**WHAT THE TASK ASKS:**
Search the data for the word "xlabel". Reproduce every line where it is found.

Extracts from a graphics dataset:
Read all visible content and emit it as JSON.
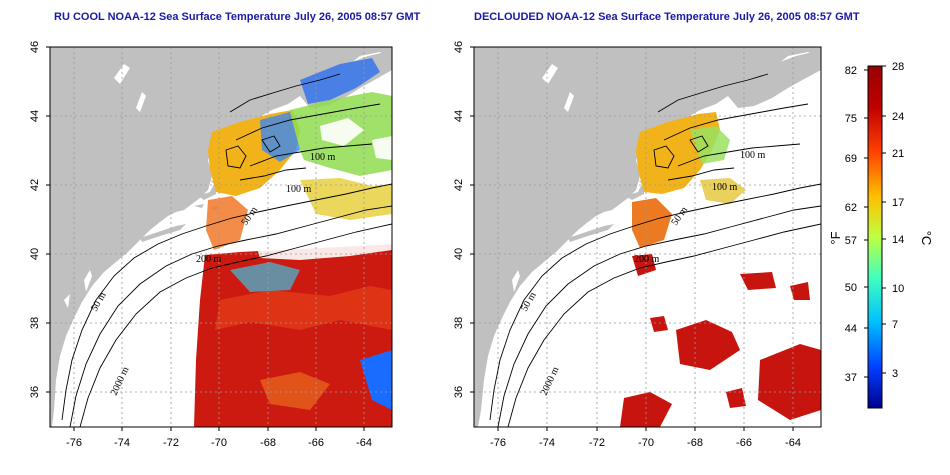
{
  "titles": {
    "left": "RU COOL NOAA-12 Sea Surface Temperature July 26, 2005 08:57 GMT",
    "right": "DECLOUDED NOAA-12 Sea Surface Temperature July 26, 2005 08:57 GMT"
  },
  "axes": {
    "x_ticks": [
      "-76",
      "-74",
      "-72",
      "-70",
      "-68",
      "-66",
      "-64"
    ],
    "y_ticks": [
      "46",
      "44",
      "42",
      "40",
      "38",
      "36"
    ],
    "xlim": [
      -77.2,
      -62.9
    ],
    "ylim": [
      35.0,
      46.0
    ],
    "grid": "dotted"
  },
  "contour_labels": {
    "left": [
      "100 m",
      "100 m",
      "50 m",
      "200 m",
      "50 m",
      "2000 m"
    ],
    "right": [
      "100 m",
      "100 m",
      "50 m",
      "200 m",
      "50 m",
      "2000 m"
    ]
  },
  "colorbar": {
    "f_label": "°F",
    "c_label": "°C",
    "f_ticks": [
      "82",
      "75",
      "69",
      "62",
      "57",
      "50",
      "44",
      "37"
    ],
    "c_ticks": [
      "28",
      "24",
      "21",
      "17",
      "14",
      "10",
      "7",
      "3"
    ],
    "c_range": [
      0,
      28
    ],
    "colors": [
      "#00008f",
      "#0040ff",
      "#00bfff",
      "#40ffbf",
      "#bfff40",
      "#ffbf00",
      "#ff4000",
      "#bf0000",
      "#990000"
    ]
  },
  "colors": {
    "land": "#c0c0c0",
    "cloud": "#ffffff",
    "warm": "#cc1a10",
    "title": "#1a1aa6"
  }
}
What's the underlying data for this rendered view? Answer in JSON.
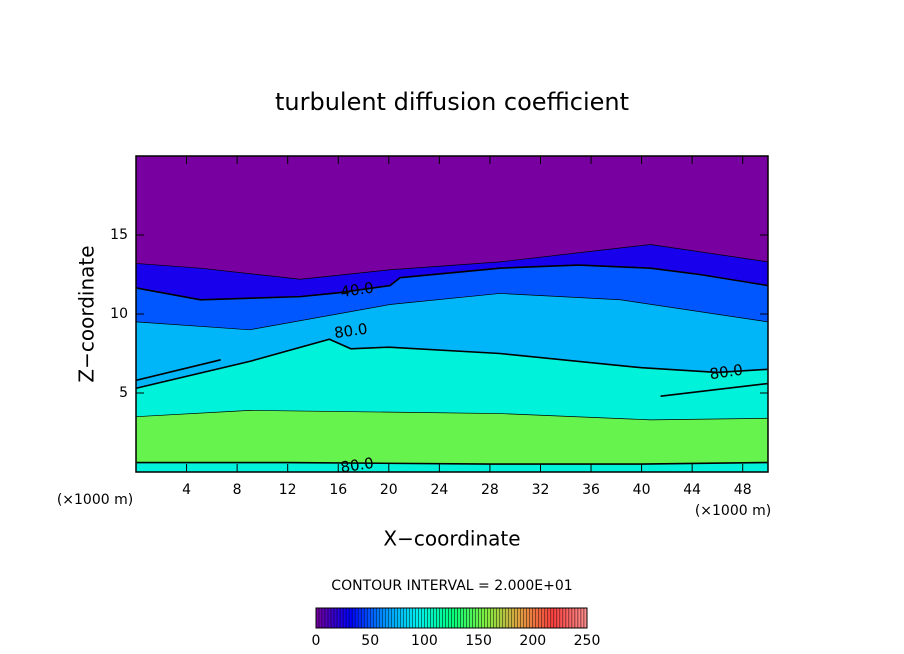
{
  "chart_data": {
    "type": "contour",
    "title": "turbulent diffusion coefficient",
    "xlabel": "X−coordinate",
    "ylabel": "Z−coordinate",
    "x_unit_label": "(×1000 m)",
    "interval_label": "CONTOUR INTERVAL = 2.000E+01",
    "xlim": [
      0,
      50
    ],
    "ylim": [
      0,
      20
    ],
    "xticks": [
      4,
      8,
      12,
      16,
      20,
      24,
      28,
      32,
      36,
      40,
      44,
      48
    ],
    "yticks": [
      5,
      10,
      15
    ],
    "colorbar": {
      "lim": [
        0,
        250
      ],
      "ticks": [
        0,
        50,
        100,
        150,
        200,
        250
      ],
      "colors": [
        "#7800a0",
        "#0000ff",
        "#0090ff",
        "#00f0f0",
        "#00ff80",
        "#80f040",
        "#e0a040",
        "#ff4040",
        "#ff9090"
      ]
    },
    "contours": [
      {
        "level": 20,
        "x": [
          0,
          5.1,
          13,
          20.1,
          28.8,
          40.7,
          50
        ],
        "y": [
          13.2,
          12.9,
          12.2,
          12.8,
          13.3,
          14.4,
          13.3
        ]
      },
      {
        "level": 40,
        "x": [
          0,
          5.1,
          13,
          16.1,
          20.1,
          20.9,
          28.8,
          35,
          40.7,
          44.6,
          50
        ],
        "y": [
          11.65,
          10.9,
          11.1,
          11.35,
          11.8,
          12.3,
          12.9,
          13.1,
          12.9,
          12.5,
          11.8
        ]
      },
      {
        "level": 60,
        "x": [
          0,
          9,
          20.1,
          28.8,
          38.3,
          50
        ],
        "y": [
          9.5,
          9.0,
          10.6,
          11.3,
          10.9,
          9.5
        ]
      },
      {
        "level": 80,
        "x": [
          0,
          9,
          15.3,
          17,
          20,
          28.8,
          40,
          46,
          50
        ],
        "y": [
          5.3,
          7.0,
          8.4,
          7.8,
          7.9,
          7.5,
          6.6,
          6.3,
          6.5
        ]
      },
      {
        "level": 120,
        "x": [
          0,
          9,
          28.8,
          40.7,
          50
        ],
        "y": [
          3.5,
          3.9,
          3.7,
          3.3,
          3.4
        ]
      },
      {
        "level": 80,
        "x": [
          0,
          12,
          28,
          40,
          50
        ],
        "y": [
          0.6,
          0.6,
          0.5,
          0.5,
          0.6
        ]
      },
      {
        "level": 80,
        "x": [
          0,
          6.7
        ],
        "y": [
          5.8,
          7.1
        ]
      },
      {
        "level": 80,
        "x": [
          41.5,
          50
        ],
        "y": [
          4.8,
          5.6
        ]
      }
    ],
    "contour_labels": [
      {
        "value": 40,
        "label": "40.0",
        "x": 17.5,
        "y": 11.5
      },
      {
        "value": 80,
        "label": "80.0",
        "x": 17,
        "y": 8.9
      },
      {
        "value": 80,
        "label": "80.0",
        "x": 46.7,
        "y": 6.3
      },
      {
        "value": 80,
        "label": "80.0",
        "x": 17.5,
        "y": 0.4
      }
    ]
  }
}
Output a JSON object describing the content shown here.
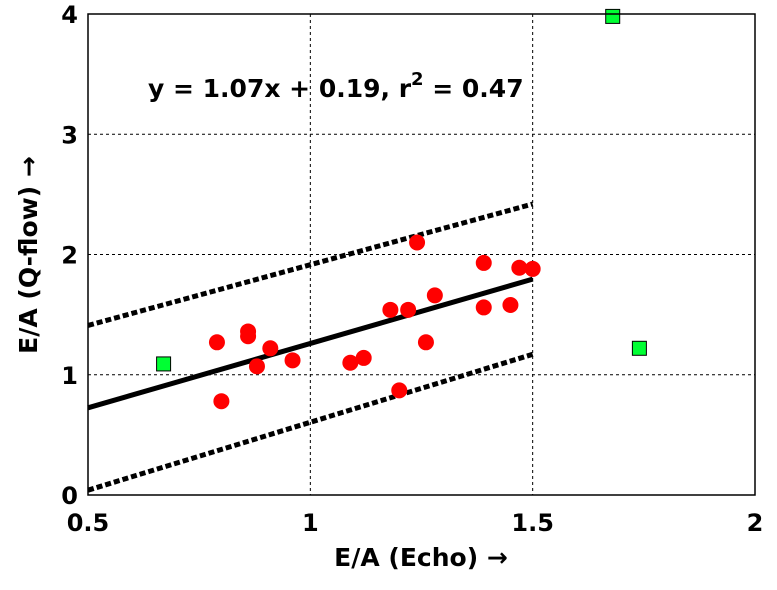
{
  "chart_data": {
    "type": "scatter",
    "xlabel": "E/A (Echo) →",
    "ylabel": "E/A (Q-flow) →",
    "xlim": [
      0.5,
      2
    ],
    "ylim": [
      0,
      4
    ],
    "x_ticks": [
      0.5,
      1,
      1.5,
      2
    ],
    "y_ticks": [
      0,
      1,
      2,
      3,
      4
    ],
    "x_tick_labels": [
      "0.5",
      "1",
      "1.5",
      "2"
    ],
    "y_tick_labels": [
      "0",
      "1",
      "2",
      "3",
      "4"
    ],
    "grid": true,
    "annotation": {
      "equation": "y = 1.07x + 0.19, r",
      "sup": "2",
      "tail": " = 0.47"
    },
    "fit": {
      "slope": 1.07,
      "intercept": 0.19,
      "x_range": [
        0.5,
        1.5
      ]
    },
    "confidence_band": {
      "upper": [
        [
          0.5,
          1.41
        ],
        [
          1.5,
          2.42
        ]
      ],
      "lower": [
        [
          0.5,
          0.04
        ],
        [
          1.5,
          1.17
        ]
      ]
    },
    "series": [
      {
        "marker": "circle",
        "color": "#ff0000",
        "points": [
          [
            0.79,
            1.27
          ],
          [
            0.8,
            0.78
          ],
          [
            0.86,
            1.36
          ],
          [
            0.86,
            1.32
          ],
          [
            0.88,
            1.07
          ],
          [
            0.91,
            1.22
          ],
          [
            0.96,
            1.12
          ],
          [
            1.09,
            1.1
          ],
          [
            1.12,
            1.14
          ],
          [
            1.18,
            1.54
          ],
          [
            1.2,
            0.87
          ],
          [
            1.22,
            1.54
          ],
          [
            1.24,
            2.1
          ],
          [
            1.26,
            1.27
          ],
          [
            1.28,
            1.66
          ],
          [
            1.39,
            1.93
          ],
          [
            1.39,
            1.56
          ],
          [
            1.45,
            1.58
          ],
          [
            1.47,
            1.89
          ],
          [
            1.5,
            1.88
          ]
        ]
      },
      {
        "marker": "square",
        "color": "#00ff33",
        "points": [
          [
            0.67,
            1.09
          ],
          [
            1.68,
            3.98
          ],
          [
            1.74,
            1.22
          ]
        ]
      }
    ]
  }
}
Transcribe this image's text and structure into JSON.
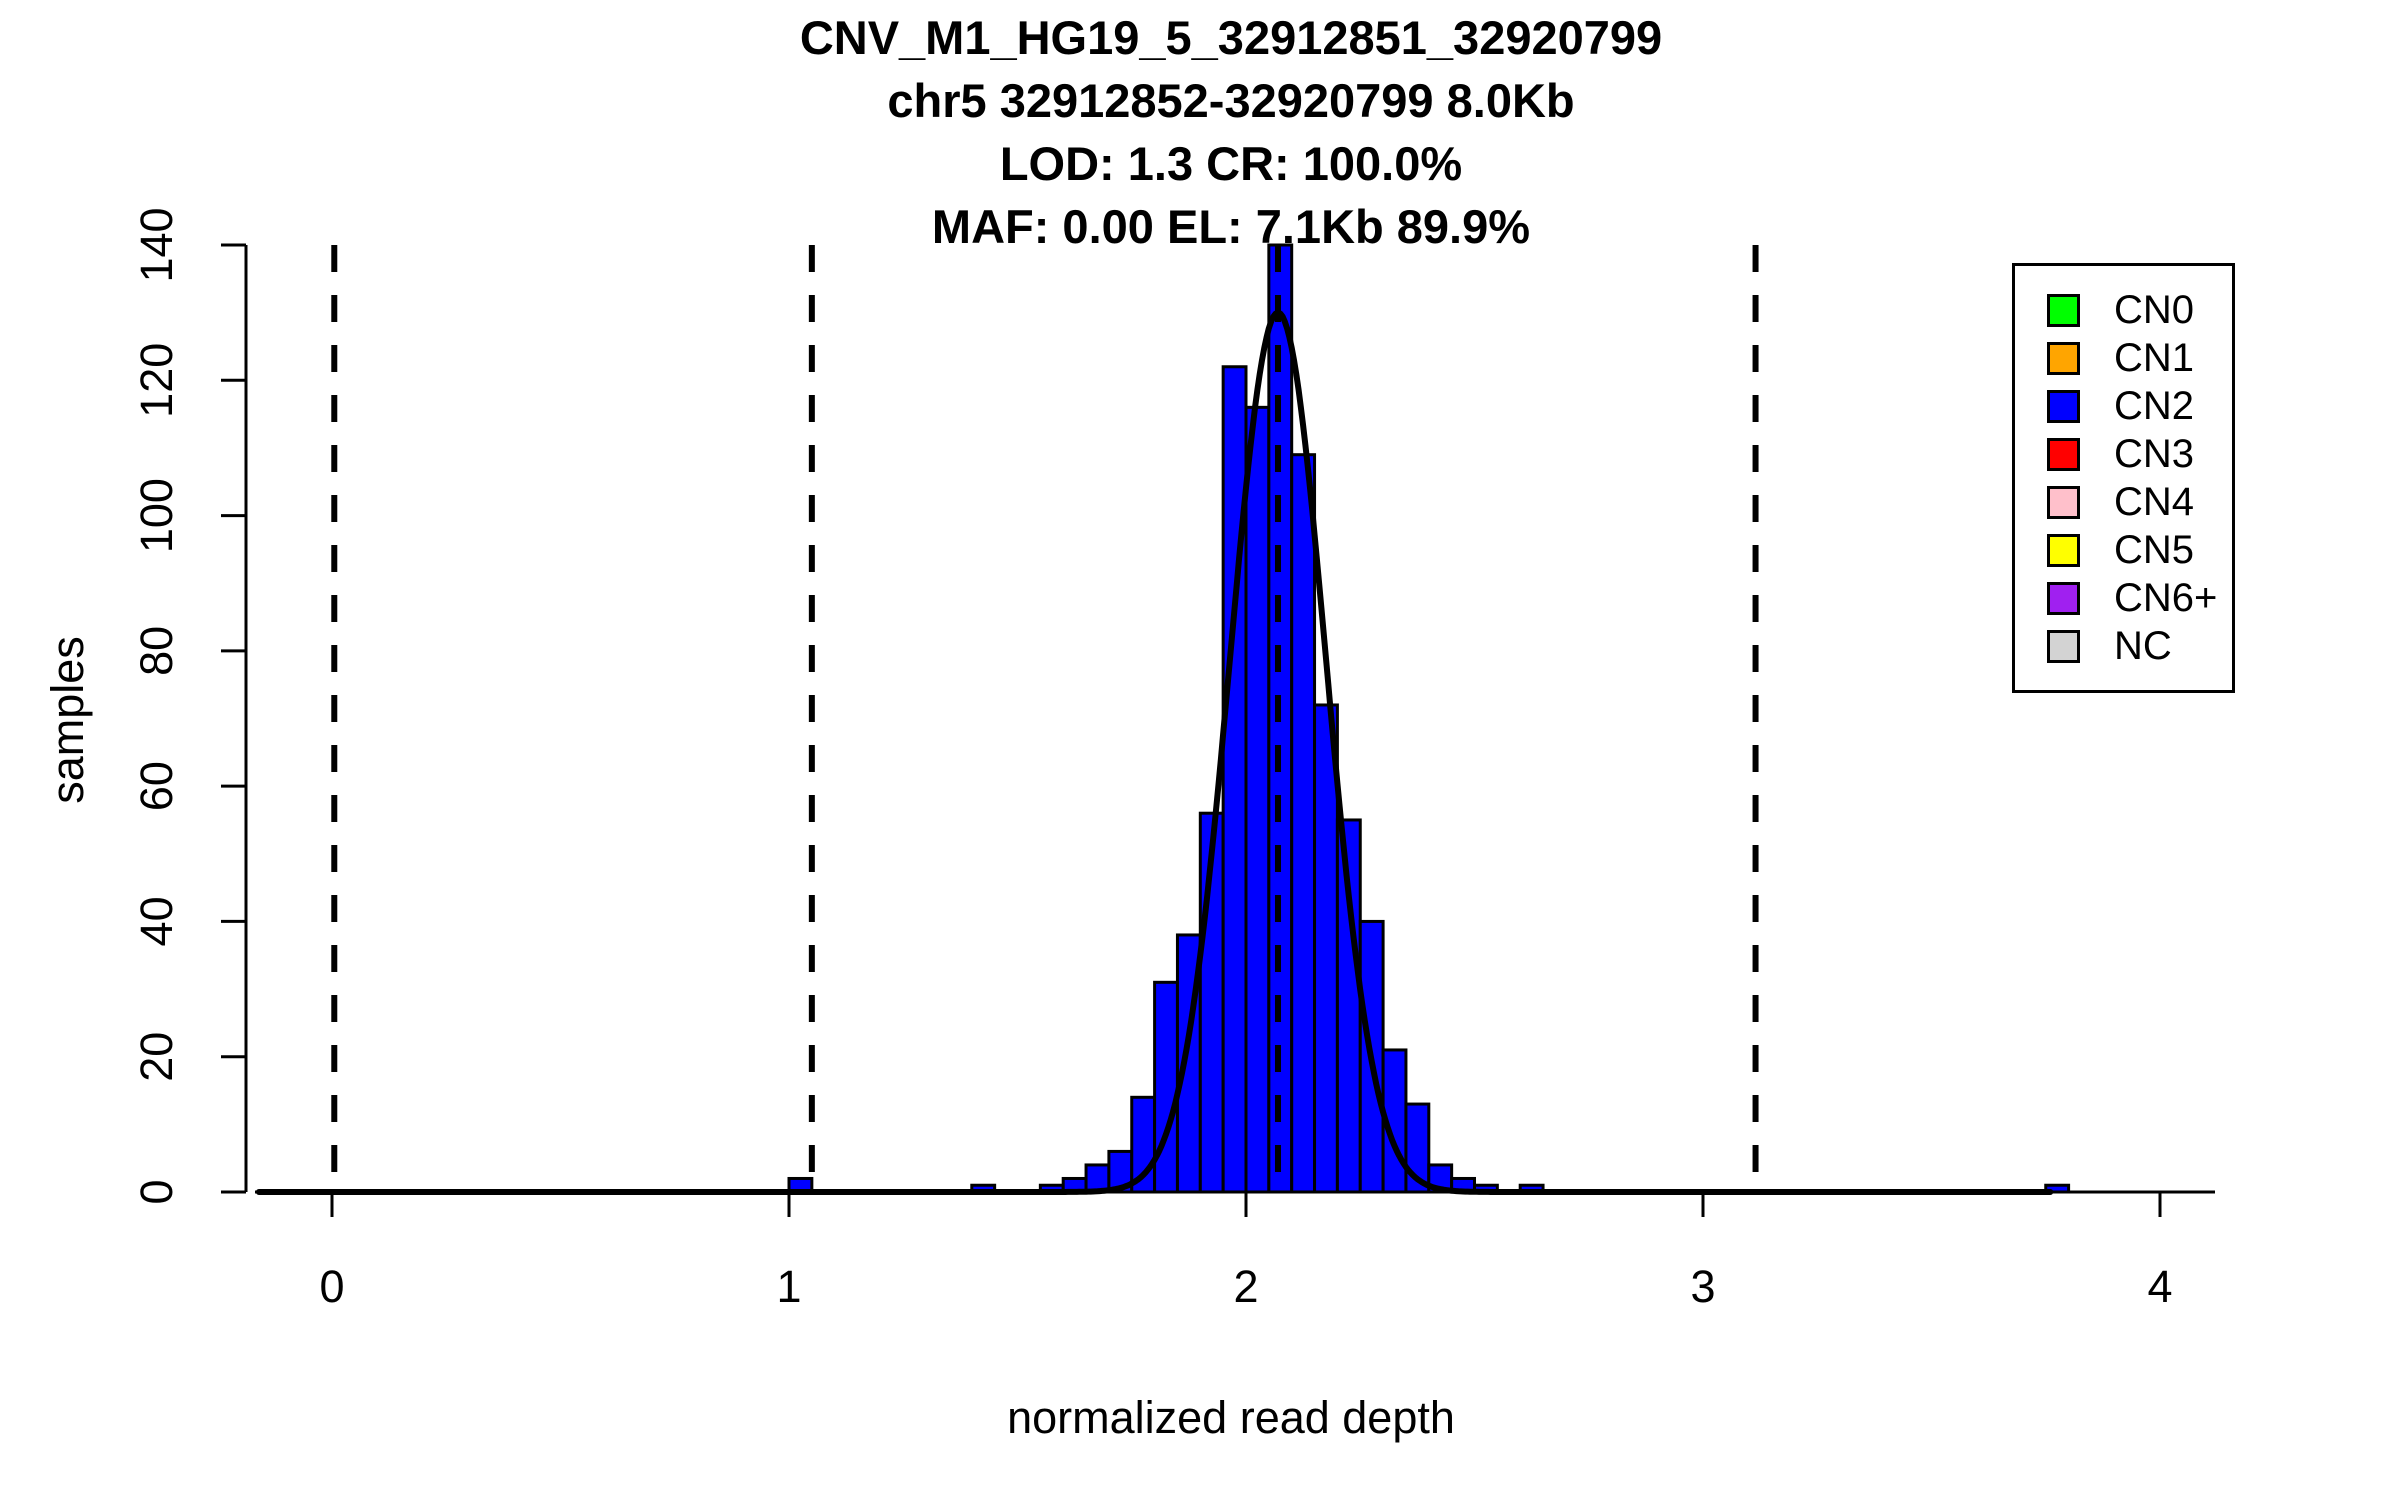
{
  "title": {
    "line1": "CNV_M1_HG19_5_32912851_32920799",
    "line2": "chr5 32912852-32920799 8.0Kb",
    "line3": "LOD: 1.3 CR: 100.0%",
    "line4": "MAF: 0.00 EL: 7.1Kb 89.9%"
  },
  "axes": {
    "x_label": "normalized read depth",
    "y_label": "samples",
    "x_ticks": [
      0,
      1,
      2,
      3,
      4
    ],
    "y_ticks": [
      0,
      20,
      40,
      60,
      80,
      100,
      120,
      140
    ]
  },
  "legend": {
    "items": [
      {
        "label": "CN0",
        "color": "#00FF00"
      },
      {
        "label": "CN1",
        "color": "#FFA500"
      },
      {
        "label": "CN2",
        "color": "#0000FF"
      },
      {
        "label": "CN3",
        "color": "#FF0000"
      },
      {
        "label": "CN4",
        "color": "#FFC0CB"
      },
      {
        "label": "CN5",
        "color": "#FFFF00"
      },
      {
        "label": "CN6+",
        "color": "#A020F0"
      },
      {
        "label": "NC",
        "color": "#D3D3D3"
      }
    ]
  },
  "chart_data": {
    "type": "bar",
    "subtype": "histogram",
    "title": "CNV_M1_HG19_5_32912851_32920799 / chr5 32912852-32920799 8.0Kb / LOD: 1.3 CR: 100.0% / MAF: 0.00 EL: 7.1Kb 89.9%",
    "xlabel": "normalized read depth",
    "ylabel": "samples",
    "xlim": [
      -0.17,
      4.13
    ],
    "ylim": [
      0,
      140
    ],
    "grid": false,
    "legend_position": "top-right",
    "bin_width": 0.05,
    "bar_color": "#0000FF",
    "bar_edge_color": "#000000",
    "bins": [
      {
        "x0": 1.0,
        "count": 2
      },
      {
        "x0": 1.4,
        "count": 1
      },
      {
        "x0": 1.55,
        "count": 1
      },
      {
        "x0": 1.6,
        "count": 2
      },
      {
        "x0": 1.65,
        "count": 4
      },
      {
        "x0": 1.7,
        "count": 6
      },
      {
        "x0": 1.75,
        "count": 14
      },
      {
        "x0": 1.8,
        "count": 31
      },
      {
        "x0": 1.85,
        "count": 38
      },
      {
        "x0": 1.9,
        "count": 56
      },
      {
        "x0": 1.95,
        "count": 122
      },
      {
        "x0": 2.0,
        "count": 116
      },
      {
        "x0": 2.05,
        "count": 140
      },
      {
        "x0": 2.1,
        "count": 109
      },
      {
        "x0": 2.15,
        "count": 72
      },
      {
        "x0": 2.2,
        "count": 55
      },
      {
        "x0": 2.25,
        "count": 40
      },
      {
        "x0": 2.3,
        "count": 21
      },
      {
        "x0": 2.35,
        "count": 13
      },
      {
        "x0": 2.4,
        "count": 4
      },
      {
        "x0": 2.45,
        "count": 2
      },
      {
        "x0": 2.5,
        "count": 1
      },
      {
        "x0": 2.6,
        "count": 1
      },
      {
        "x0": 3.75,
        "count": 1
      }
    ],
    "dashed_vlines_x": [
      0.005,
      1.05,
      2.07,
      3.115
    ],
    "fit_curve": {
      "shape": "gaussian",
      "mean": 2.07,
      "sd": 0.105,
      "peak": 130,
      "x_start": -0.16,
      "x_end": 3.76
    },
    "line_color": "#000000"
  }
}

**COMPLETED EXERCISE:**
    "xlabel": "X−coordinate",
    "xlabel": "E/A (Echo) →",
    "xlabel": "normalized read depth",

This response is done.